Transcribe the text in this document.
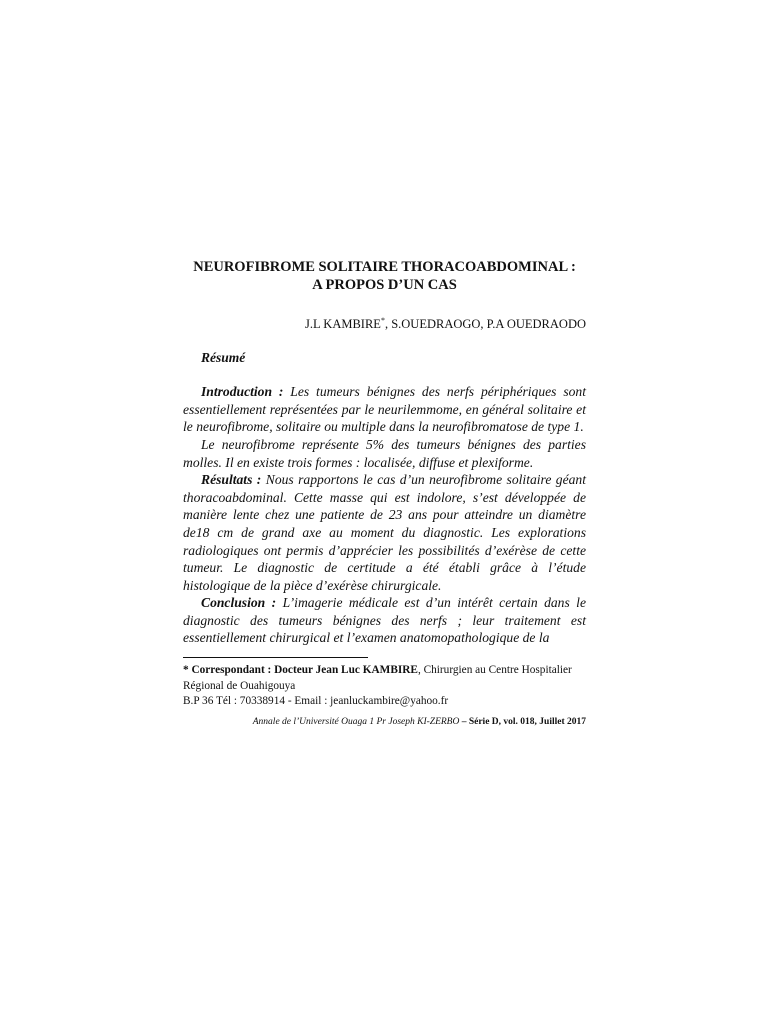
NEUROFIBROME SOLITAIRE THORACOABDOMINAL :
A PROPOS D’UN CAS
J.L KAMBIRE*, S.OUEDRAOGO, P.A OUEDRAODO
Résumé

Introduction : Les tumeurs bénignes des nerfs périphériques sont essentiellement représentées par le neurilemmome, en général solitaire et le neurofibrome, solitaire ou multiple dans la neurofibromatose de type 1.

Le neurofibrome représente 5% des tumeurs bénignes des parties molles. Il en existe trois formes : localisée, diffuse et plexiforme.

Résultats : Nous rapportons le cas d’un neurofibrome solitaire géant thoracoabdominal. Cette masse qui est indolore, s’est développée de manière lente chez une patiente de 23 ans pour atteindre un diamètre de18 cm de grand axe au moment du diagnostic. Les explorations radiologiques ont permis d’apprécier les possibilités d’exérèse de cette tumeur. Le diagnostic de certitude a été établi grâce à l’étude histologique de la pièce d’exérèse chirurgicale.

Conclusion : L’imagerie médicale est d’un intérêt certain dans le diagnostic des tumeurs bénignes des nerfs ; leur traitement est essentiellement chirurgical et l’examen anatomopathologique de la

* Correspondant : Docteur Jean Luc KAMBIRE, Chirurgien au Centre Hospitalier Régional de Ouahigouya
B.P 36 Tél : 70338914 - Email : jeanluckambire@yahoo.fr
Annale de l’Université Ouaga 1 Pr Joseph KI-ZERBO – Série D, vol. 018, Juillet 2017
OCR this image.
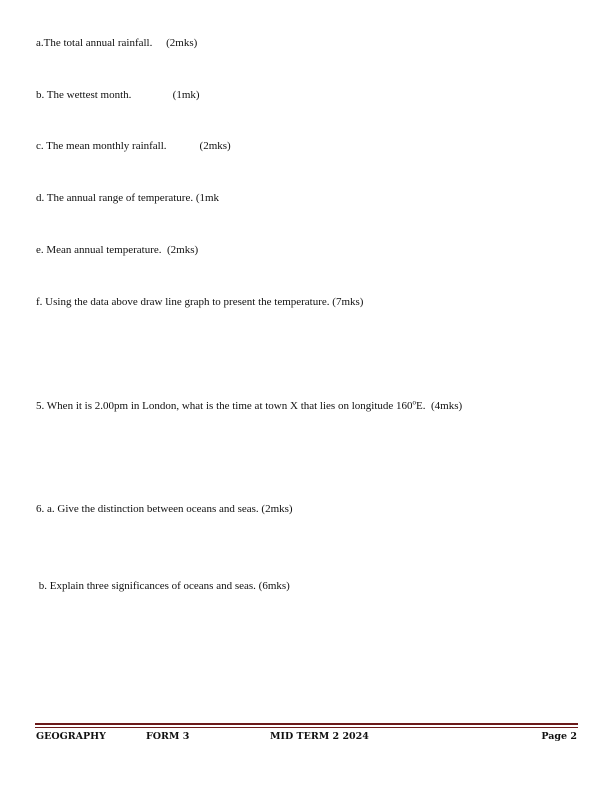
a.The total annual rainfall.     (2mks)

b. The wettest month.               (1mk)

c. The mean monthly rainfall.            (2mks)

d. The annual range of temperature. (1mk

e. Mean annual temperature.  (2mks)

f. Using the data above draw line graph to present the temperature. (7mks)

5. When it is 2.00pm in London, what is the time at town X that lies on longitude 160$^o$E.  (4mks)

6. a. Give the distinction between oceans and seas. (2mks)

b. Explain three significances of oceans and seas. (6mks)

GEOGRAPHY	FORM 3	MID TERM 2 2024	Page 2
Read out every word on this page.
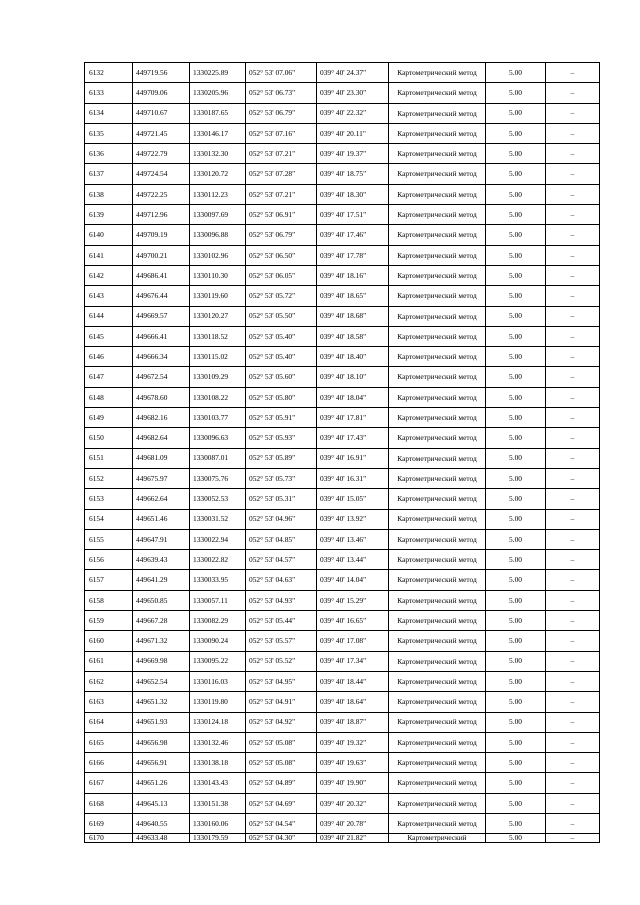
6132	449719.56	1330225.89	052° 53' 07.06"	039° 40' 24.37"	Картометрический метод	5.00	–
6133	449709.06	1330205.96	052° 53' 06.73"	039° 40' 23.30"	Картометрический метод	5.00	–
6134	449710.67	1330187.65	052° 53' 06.79"	039° 40' 22.32"	Картометрический метод	5.00	–
6135	449721.45	1330146.17	052° 53' 07.16"	039° 40' 20.11"	Картометрический метод	5.00	–
6136	449722.79	1330132.30	052° 53' 07.21"	039° 40' 19.37"	Картометрический метод	5.00	–
6137	449724.54	1330120.72	052° 53' 07.28"	039° 40' 18.75"	Картометрический метод	5.00	–
6138	449722.25	1330112.23	052° 53' 07.21"	039° 40' 18.30"	Картометрический метод	5.00	–
6139	449712.96	1330097.69	052° 53' 06.91"	039° 40' 17.51"	Картометрический метод	5.00	–
6140	449709.19	1330096.88	052° 53' 06.79"	039° 40' 17.46"	Картометрический метод	5.00	–
6141	449700.21	1330102.96	052° 53' 06.50"	039° 40' 17.78"	Картометрический метод	5.00	–
6142	449686.41	1330110.30	052° 53' 06.05"	039° 40' 18.16"	Картометрический метод	5.00	–
6143	449676.44	1330119.60	052° 53' 05.72"	039° 40' 18.65"	Картометрический метод	5.00	–
6144	449669.57	1330120.27	052° 53' 05.50"	039° 40' 18.68"	Картометрический метод	5.00	–
6145	449666.41	1330118.52	052° 53' 05.40"	039° 40' 18.58"	Картометрический метод	5.00	–
6146	449666.34	1330115.02	052° 53' 05.40"	039° 40' 18.40"	Картометрический метод	5.00	–
6147	449672.54	1330109.29	052° 53' 05.60"	039° 40' 18.10"	Картометрический метод	5.00	–
6148	449678.60	1330108.22	052° 53' 05.80"	039° 40' 18.04"	Картометрический метод	5.00	–
6149	449682.16	1330103.77	052° 53' 05.91"	039° 40' 17.81"	Картометрический метод	5.00	–
6150	449682.64	1330096.63	052° 53' 05.93"	039° 40' 17.43"	Картометрический метод	5.00	–
6151	449681.09	1330087.01	052° 53' 05.89"	039° 40' 16.91"	Картометрический метод	5.00	–
6152	449675.97	1330075.76	052° 53' 05.73"	039° 40' 16.31"	Картометрический метод	5.00	–
6153	449662.64	1330052.53	052° 53' 05.31"	039° 40' 15.05"	Картометрический метод	5.00	–
6154	449651.46	1330031.52	052° 53' 04.96"	039° 40' 13.92"	Картометрический метод	5.00	–
6155	449647.91	1330022.94	052° 53' 04.85"	039° 40' 13.46"	Картометрический метод	5.00	–
6156	449639.43	1330022.82	052° 53' 04.57"	039° 40' 13.44"	Картометрический метод	5.00	–
6157	449641.29	1330033.95	052° 53' 04.63"	039° 40' 14.04"	Картометрический метод	5.00	–
6158	449650.85	1330057.11	052° 53' 04.93"	039° 40' 15.29"	Картометрический метод	5.00	–
6159	449667.28	1330082.29	052° 53' 05.44"	039° 40' 16.65"	Картометрический метод	5.00	–
6160	449671.32	1330090.24	052° 53' 05.57"	039° 40' 17.08"	Картометрический метод	5.00	–
6161	449669.98	1330095.22	052° 53' 05.52"	039° 40' 17.34"	Картометрический метод	5.00	–
6162	449652.54	1330116.03	052° 53' 04.95"	039° 40' 18.44"	Картометрический метод	5.00	–
6163	449651.32	1330119.80	052° 53' 04.91"	039° 40' 18.64"	Картометрический метод	5.00	–
6164	449651.93	1330124.18	052° 53' 04.92"	039° 40' 18.87"	Картометрический метод	5.00	–
6165	449656.98	1330132.46	052° 53' 05.08"	039° 40' 19.32"	Картометрический метод	5.00	–
6166	449656.91	1330138.18	052° 53' 05.08"	039° 40' 19.63"	Картометрический метод	5.00	–
6167	449651.26	1330143.43	052° 53' 04.89"	039° 40' 19.90"	Картометрический метод	5.00	–
6168	449645.13	1330151.38	052° 53' 04.69"	039° 40' 20.32"	Картометрический метод	5.00	–
6169	449640.55	1330160.06	052° 53' 04.54"	039° 40' 20.78"	Картометрический метод	5.00	–
6170	449633.48	1330179.59	052° 53' 04.30"	039° 40' 21.82"	Картометрический	5.00	–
+ + + +
■ **PROBLEM STATEMENT**
Copy the records above exactly, leaving out every picture.

■ **SOLUTION**
Transcribe the text in this document.
NEUROFIBROME SOLITAIRE THORACOABDOMINAL :
A PROPOS D’UN CAS
J.L KAMBIRE*, S.OUEDRAOGO, P.A OUEDRAODO
Résumé

Introduction : Les tumeurs bénignes des nerfs périphériques sont essentiellement représentées par le neurilemmome, en général solitaire et le neurofibrome, solitaire ou multiple dans la neurofibromatose de type 1.

Le neurofibrome représente 5% des tumeurs bénignes des parties molles. Il en existe trois formes : localisée, diffuse et plexiforme.

Résultats : Nous rapportons le cas d’un neurofibrome solitaire géant thoracoabdominal. Cette masse qui est indolore, s’est développée de manière lente chez une patiente de 23 ans pour atteindre un diamètre de18 cm de grand axe au moment du diagnostic. Les explorations radiologiques ont permis d’apprécier les possibilités d’exérèse de cette tumeur. Le diagnostic de certitude a été établi grâce à l’étude histologique de la pièce d’exérèse chirurgicale.

Conclusion : L’imagerie médicale est d’un intérêt certain dans le diagnostic des tumeurs bénignes des nerfs ; leur traitement est essentiellement chirurgical et l’examen anatomopathologique de la

* Correspondant : Docteur Jean Luc KAMBIRE, Chirurgien au Centre Hospitalier Régional de Ouahigouya
B.P 36 Tél : 70338914 - Email : jeanluckambire@yahoo.fr
Annale de l’Université Ouaga 1 Pr Joseph KI-ZERBO – Série D, vol. 018, Juillet 2017
OCR this image.
a.The total annual rainfall.     (2mks)

b. The wettest month.               (1mk)

c. The mean monthly rainfall.            (2mks)

d. The annual range of temperature. (1mk

e. Mean annual temperature.  (2mks)

f. Using the data above draw line graph to present the temperature. (7mks)

5. When it is 2.00pm in London, what is the time at town X that lies on longitude 160$^o$E.  (4mks)

6. a. Give the distinction between oceans and seas. (2mks)

b. Explain three significances of oceans and seas. (6mks)

GEOGRAPHY	FORM 3	MID TERM 2 2024	Page 2
Read out every word on this page.
6132	449719.56	1330225.89	052° 53' 07.06"	039° 40' 24.37"	Картометрический метод	5.00	–
6133	449709.06	1330205.96	052° 53' 06.73"	039° 40' 23.30"	Картометрический метод	5.00	–
6134	449710.67	1330187.65	052° 53' 06.79"	039° 40' 22.32"	Картометрический метод	5.00	–
6135	449721.45	1330146.17	052° 53' 07.16"	039° 40' 20.11"	Картометрический метод	5.00	–
6136	449722.79	1330132.30	052° 53' 07.21"	039° 40' 19.37"	Картометрический метод	5.00	–
6137	449724.54	1330120.72	052° 53' 07.28"	039° 40' 18.75"	Картометрический метод	5.00	–
6138	449722.25	1330112.23	052° 53' 07.21"	039° 40' 18.30"	Картометрический метод	5.00	–
6139	449712.96	1330097.69	052° 53' 06.91"	039° 40' 17.51"	Картометрический метод	5.00	–
6140	449709.19	1330096.88	052° 53' 06.79"	039° 40' 17.46"	Картометрический метод	5.00	–
6141	449700.21	1330102.96	052° 53' 06.50"	039° 40' 17.78"	Картометрический метод	5.00	–
6142	449686.41	1330110.30	052° 53' 06.05"	039° 40' 18.16"	Картометрический метод	5.00	–
6143	449676.44	1330119.60	052° 53' 05.72"	039° 40' 18.65"	Картометрический метод	5.00	–
6144	449669.57	1330120.27	052° 53' 05.50"	039° 40' 18.68"	Картометрический метод	5.00	–
6145	449666.41	1330118.52	052° 53' 05.40"	039° 40' 18.58"	Картометрический метод	5.00	–
6146	449666.34	1330115.02	052° 53' 05.40"	039° 40' 18.40"	Картометрический метод	5.00	–
6147	449672.54	1330109.29	052° 53' 05.60"	039° 40' 18.10"	Картометрический метод	5.00	–
6148	449678.60	1330108.22	052° 53' 05.80"	039° 40' 18.04"	Картометрический метод	5.00	–
6149	449682.16	1330103.77	052° 53' 05.91"	039° 40' 17.81"	Картометрический метод	5.00	–
6150	449682.64	1330096.63	052° 53' 05.93"	039° 40' 17.43"	Картометрический метод	5.00	–
6151	449681.09	1330087.01	052° 53' 05.89"	039° 40' 16.91"	Картометрический метод	5.00	–
6152	449675.97	1330075.76	052° 53' 05.73"	039° 40' 16.31"	Картометрический метод	5.00	–
6153	449662.64	1330052.53	052° 53' 05.31"	039° 40' 15.05"	Картометрический метод	5.00	–
6154	449651.46	1330031.52	052° 53' 04.96"	039° 40' 13.92"	Картометрический метод	5.00	–
6155	449647.91	1330022.94	052° 53' 04.85"	039° 40' 13.46"	Картометрический метод	5.00	–
6156	449639.43	1330022.82	052° 53' 04.57"	039° 40' 13.44"	Картометрический метод	5.00	–
6157	449641.29	1330033.95	052° 53' 04.63"	039° 40' 14.04"	Картометрический метод	5.00	–
6158	449650.85	1330057.11	052° 53' 04.93"	039° 40' 15.29"	Картометрический метод	5.00	–
6159	449667.28	1330082.29	052° 53' 05.44"	039° 40' 16.65"	Картометрический метод	5.00	–
6160	449671.32	1330090.24	052° 53' 05.57"	039° 40' 17.08"	Картометрический метод	5.00	–
6161	449669.98	1330095.22	052° 53' 05.52"	039° 40' 17.34"	Картометрический метод	5.00	–
6162	449652.54	1330116.03	052° 53' 04.95"	039° 40' 18.44"	Картометрический метод	5.00	–
6163	449651.32	1330119.80	052° 53' 04.91"	039° 40' 18.64"	Картометрический метод	5.00	–
6164	449651.93	1330124.18	052° 53' 04.92"	039° 40' 18.87"	Картометрический метод	5.00	–
6165	449656.98	1330132.46	052° 53' 05.08"	039° 40' 19.32"	Картометрический метод	5.00	–
6166	449656.91	1330138.18	052° 53' 05.08"	039° 40' 19.63"	Картометрический метод	5.00	–
6167	449651.26	1330143.43	052° 53' 04.89"	039° 40' 19.90"	Картометрический метод	5.00	–
6168	449645.13	1330151.38	052° 53' 04.69"	039° 40' 20.32"	Картометрический метод	5.00	–
6169	449640.55	1330160.06	052° 53' 04.54"	039° 40' 20.78"	Картометрический метод	5.00	–
6170	449633.48	1330179.59	052° 53' 04.30"	039° 40' 21.82"	Картометрический	5.00	–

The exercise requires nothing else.